- Directions -
Write out the full listing exactly as given, minus the images.

- Data for this exercise -

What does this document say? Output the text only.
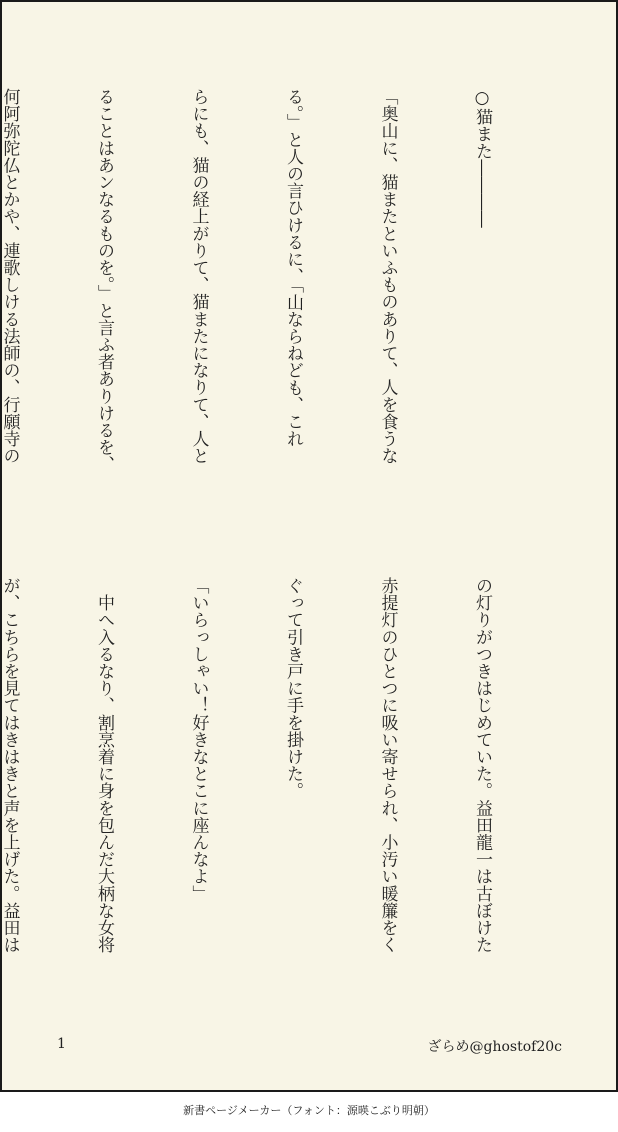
○猫また――――

「奥山に、猫またといふものありて、人を食うな

る。」と人の言ひけるに、「山ならねども、これ

らにも、猫の経上がりて、猫またになりて、人と

ることはあンなるものを。」と言ふ者ありけるを、

何阿弥陀仏とかや、連歌しける法師の、行願寺の

の灯りがつきはじめていた。益田龍一は古ぼけた

赤提灯のひとつに吸い寄せられ、小汚い暖簾をく

ぐって引き戸に手を掛けた。

「いらっしゃい！好きなとこに座んなよ」

　中へ入るなり、割烹着に身を包んだ大柄な女将

が、こちらを見てはきはきと声を上げた。益田は

1	ざらめ@ghostof20c
新書ページメーカー（フォント：源暎こぶり明朝）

- Solved problem -
What does this document say? Output the text only.
○猫また――――

「奥山に、猫またといふものありて、人を食うな

る。」と人の言ひけるに、「山ならねども、これ

らにも、猫の経上がりて、猫またになりて、人と

ることはあンなるものを。」と言ふ者ありけるを、

何阿弥陀仏とかや、連歌しける法師の、行願寺の

の灯りがつきはじめていた。益田龍一は古ぼけた

赤提灯のひとつに吸い寄せられ、小汚い暖簾をく

ぐって引き戸に手を掛けた。

「いらっしゃい！好きなとこに座んなよ」

　中へ入るなり、割烹着に身を包んだ大柄な女将

が、こちらを見てはきはきと声を上げた。益田は

1	ざらめ@ghostof20c
新書ページメーカー（フォント：源暎こぶり明朝）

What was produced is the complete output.